From the entries below, copy out every line with "these" in it.

======== PROVIDED DATA ========

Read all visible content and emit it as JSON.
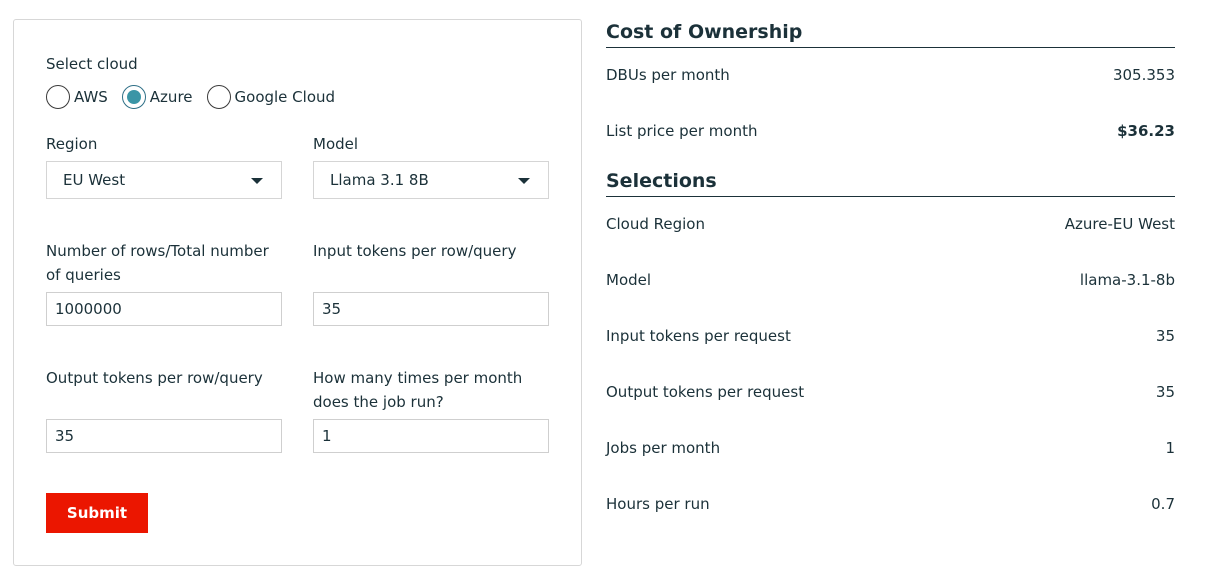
{
  "form": {
    "cloud_label": "Select cloud",
    "cloud_options": [
      {
        "label": "AWS",
        "checked": false
      },
      {
        "label": "Azure",
        "checked": true
      },
      {
        "label": "Google Cloud",
        "checked": false
      }
    ],
    "region_label": "Region",
    "region_value": "EU West",
    "model_label": "Model",
    "model_value": "Llama 3.1 8B",
    "rows_label_line1": "Number of rows/Total number",
    "rows_label_line2": "of queries",
    "rows_value": "1000000",
    "input_tokens_label": "Input tokens per row/query",
    "input_tokens_value": "35",
    "output_tokens_label": "Output tokens per row/query",
    "output_tokens_value": "35",
    "runs_label_line1": "How many times per month",
    "runs_label_line2": "does the job run?",
    "runs_value": "1",
    "submit_label": "Submit"
  },
  "cost": {
    "title": "Cost of Ownership",
    "rows": [
      {
        "key": "DBUs per month",
        "value": "305.353"
      },
      {
        "key": "List price per month",
        "value": "$36.23"
      }
    ]
  },
  "selections": {
    "title": "Selections",
    "rows": [
      {
        "key": "Cloud Region",
        "value": "Azure-EU West"
      },
      {
        "key": "Model",
        "value": "llama-3.1-8b"
      },
      {
        "key": "Input tokens per request",
        "value": "35"
      },
      {
        "key": "Output tokens per request",
        "value": "35"
      },
      {
        "key": "Jobs per month",
        "value": "1"
      },
      {
        "key": "Hours per run",
        "value": "0.7"
      }
    ]
  },
  "colors": {
    "accent": "#3a95a6",
    "submit": "#eb1600",
    "text": "#1b3139"
  }
}
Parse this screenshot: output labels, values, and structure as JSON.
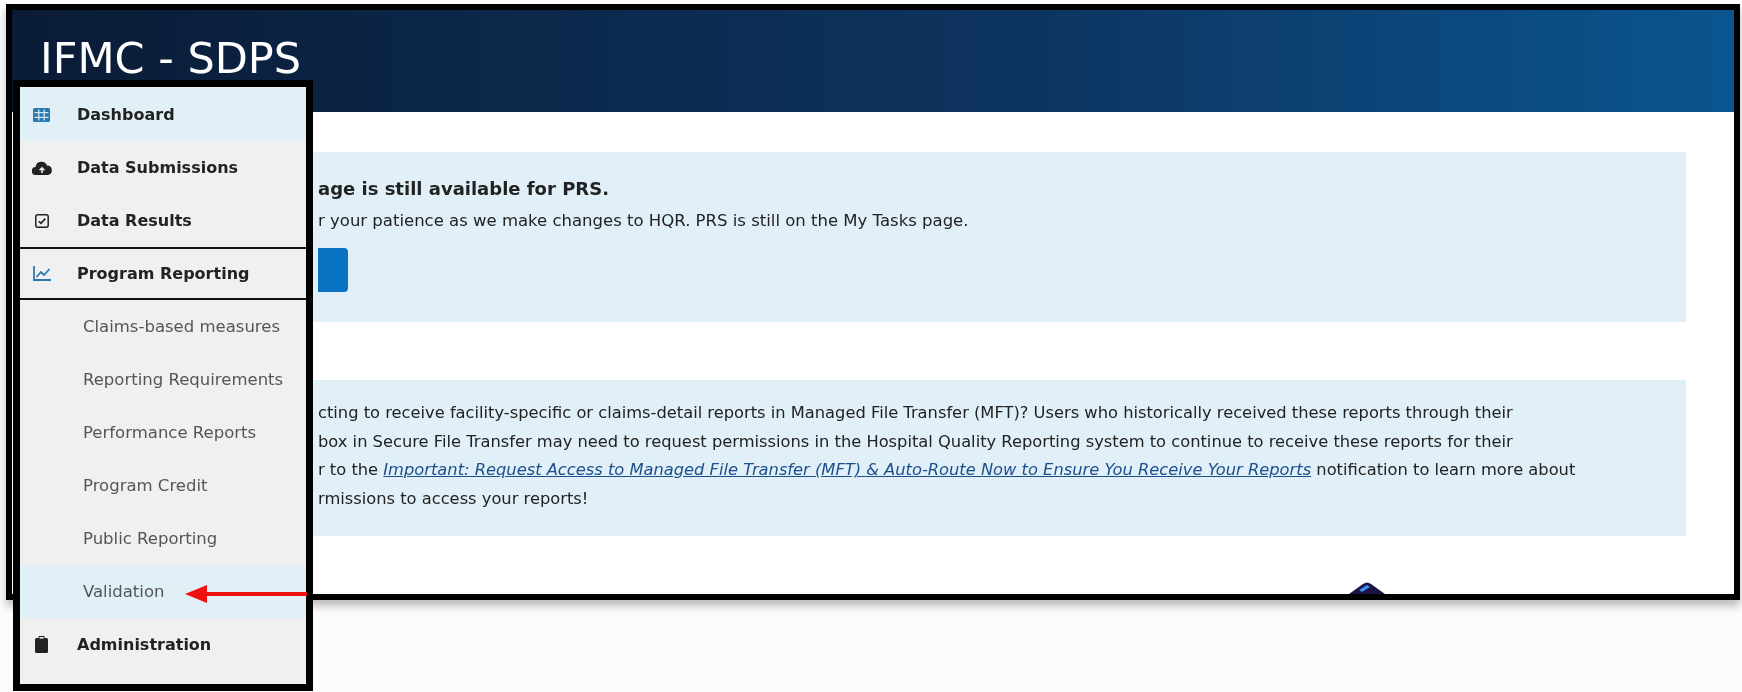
{
  "header": {
    "title": "IFMC - SDPS"
  },
  "notice": {
    "heading": "age is still available for PRS.",
    "text": "r your patience as we make changes to HQR. PRS is still on the My Tasks page."
  },
  "mft_notice": {
    "lines": [
      {
        "text": "cting to receive facility-specific or claims-detail reports in Managed File Transfer (MFT)? Users who historically received these reports through their"
      },
      {
        "text": "box in Secure File Transfer may need to request permissions in the Hospital Quality Reporting system to continue to receive these reports for their"
      },
      {
        "text": "r to the ",
        "link": "Important: Request Access to Managed File Transfer (MFT) & Auto-Route Now to Ensure You Receive Your Reports",
        "after": " notification to learn more about"
      },
      {
        "text": "rmissions to access your reports!"
      }
    ]
  },
  "menu": {
    "items": [
      {
        "label": "Dashboard",
        "selected": true,
        "expanded": false
      },
      {
        "label": "Data Submissions",
        "selected": false,
        "expanded": false
      },
      {
        "label": "Data Results",
        "selected": false,
        "expanded": false
      },
      {
        "label": "Program Reporting",
        "selected": false,
        "expanded": true,
        "children": [
          {
            "label": "Claims-based measures",
            "selected": false
          },
          {
            "label": "Reporting Requirements",
            "selected": false
          },
          {
            "label": "Performance Reports",
            "selected": false
          },
          {
            "label": "Program Credit",
            "selected": false
          },
          {
            "label": "Public Reporting",
            "selected": false
          },
          {
            "label": "Validation",
            "selected": true
          }
        ]
      },
      {
        "label": "Administration",
        "selected": false,
        "expanded": false
      }
    ]
  }
}
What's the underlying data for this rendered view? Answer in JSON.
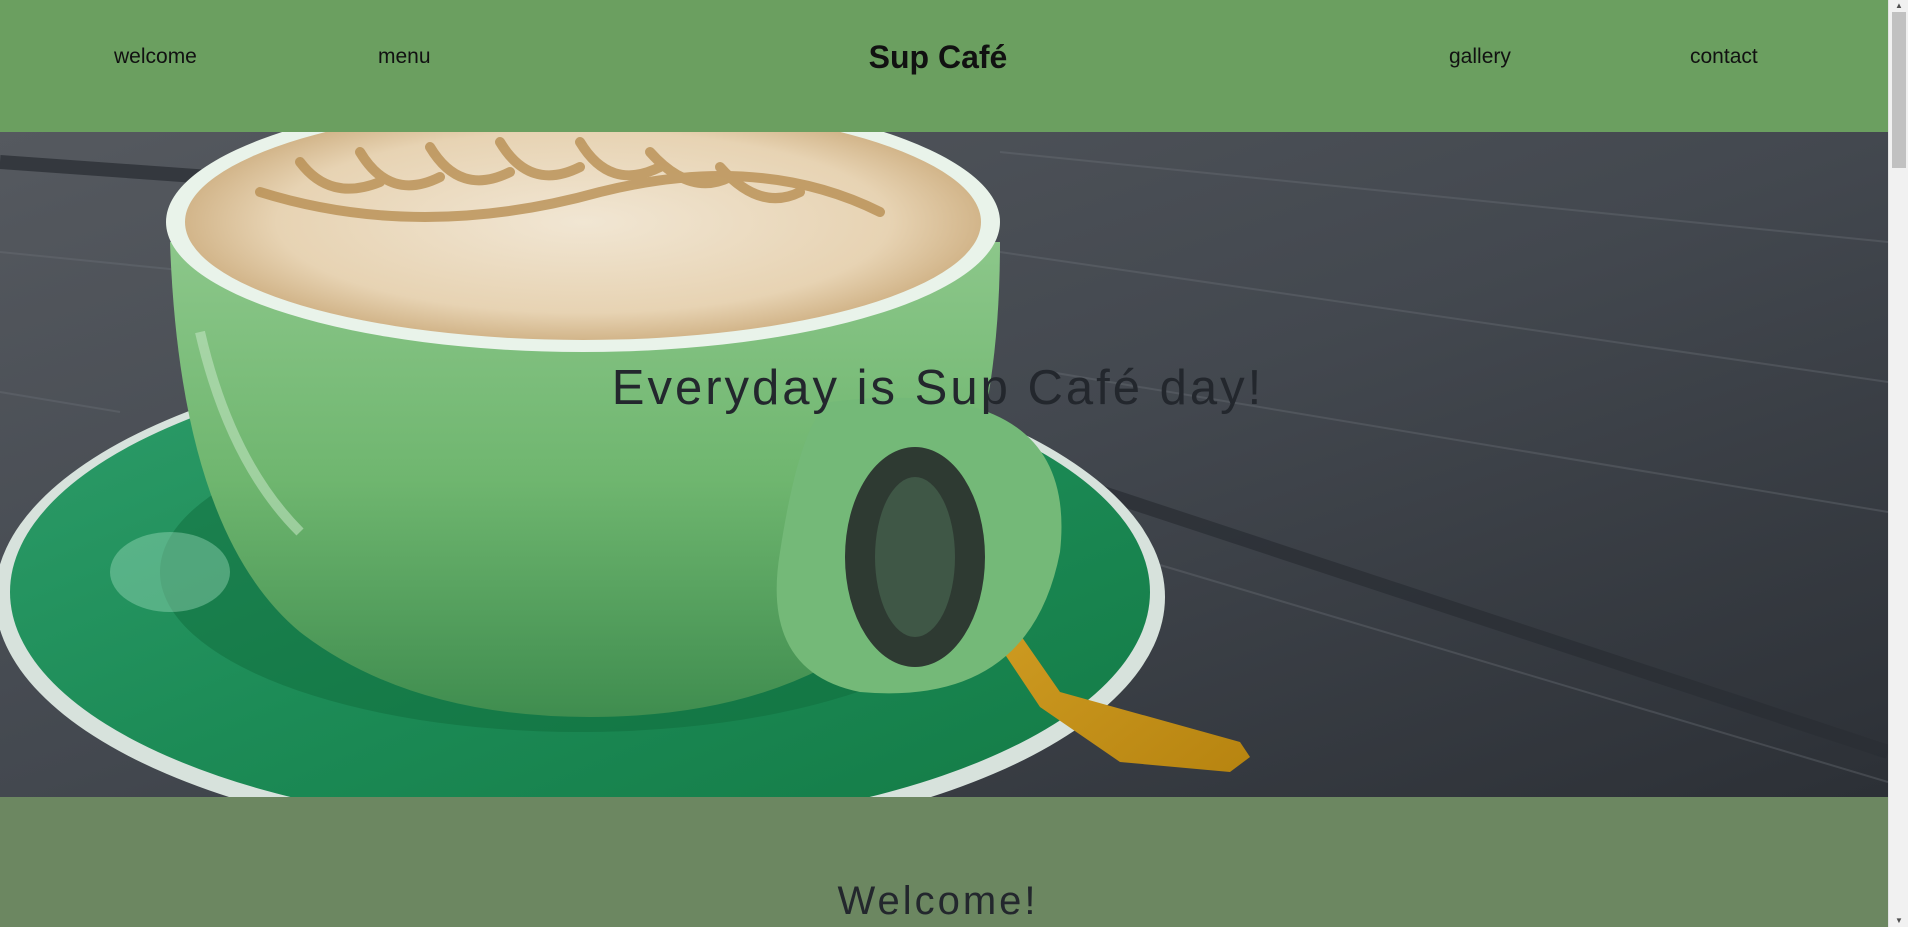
{
  "nav": {
    "welcome": "welcome",
    "menu": "menu",
    "brand": "Sup Café",
    "gallery": "gallery",
    "contact": "contact"
  },
  "hero": {
    "tagline": "Everyday is Sup Café day!"
  },
  "welcome_section": {
    "heading": "Welcome!"
  },
  "scrollbar": {
    "up_icon": "▲",
    "down_icon": "▼"
  },
  "colors": {
    "nav_bg": "#6b9f60",
    "section_bg": "#6c8761",
    "text": "#23272d"
  }
}
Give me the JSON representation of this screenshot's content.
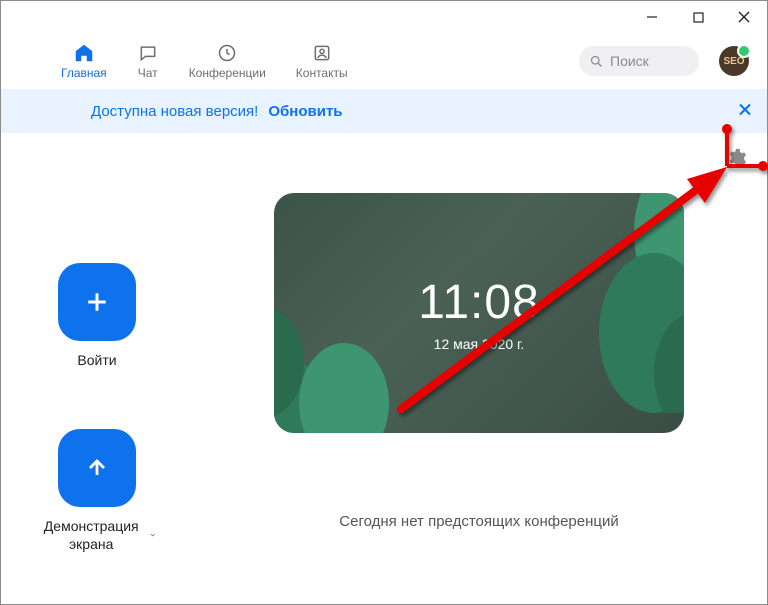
{
  "nav": {
    "home": "Главная",
    "chat": "Чат",
    "meetings": "Конференции",
    "contacts": "Контакты"
  },
  "search": {
    "placeholder": "Поиск"
  },
  "banner": {
    "text": "Доступна новая версия!",
    "link": "Обновить"
  },
  "actions": {
    "join": "Войти",
    "share": "Демонстрация экрана"
  },
  "clock": {
    "time": "11:08",
    "date": "12 мая 2020 г."
  },
  "empty_meetings": "Сегодня нет предстоящих конференций"
}
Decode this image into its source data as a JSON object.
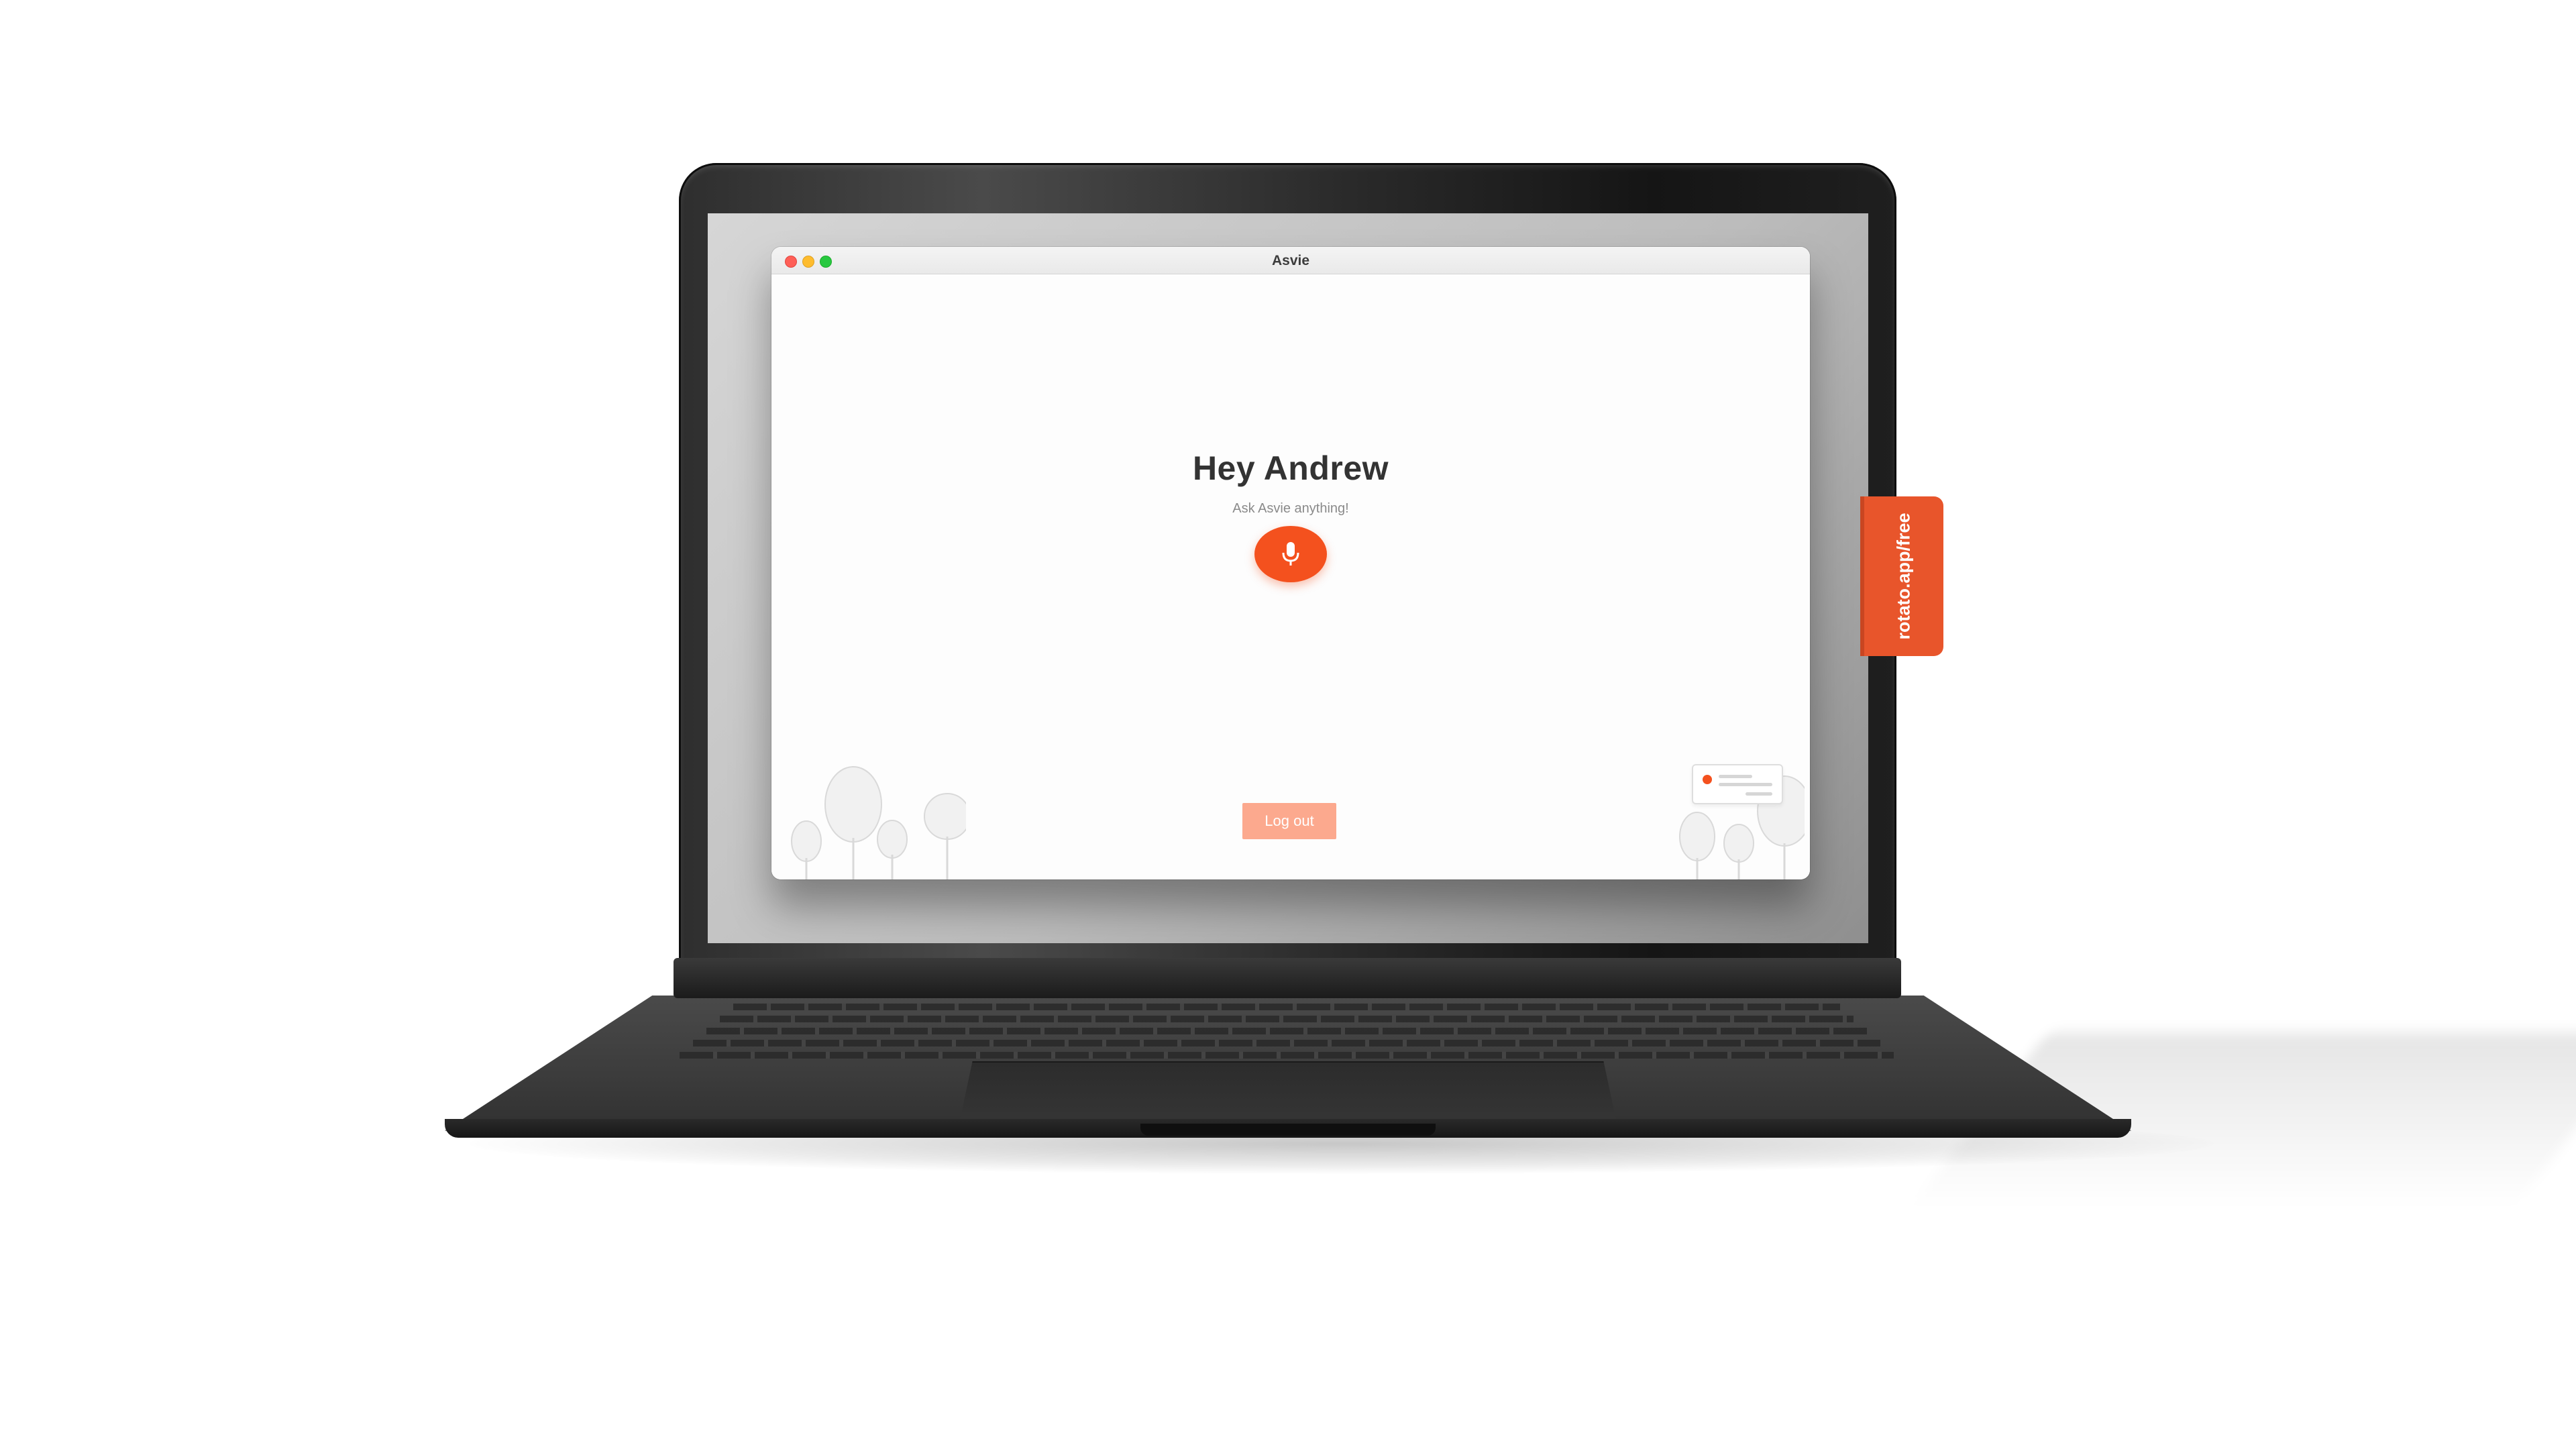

========

_RESPONSE TO THE TASK_.
        "text": "cting to receive facility-specific or claims-detail reports in Managed File Transfer (MFT)? Users who historically received these reports through their"
        "text": "box in Secure File Transfer may need to request permissions in the Hospital Quality Reporting system to continue to receive these reports for their"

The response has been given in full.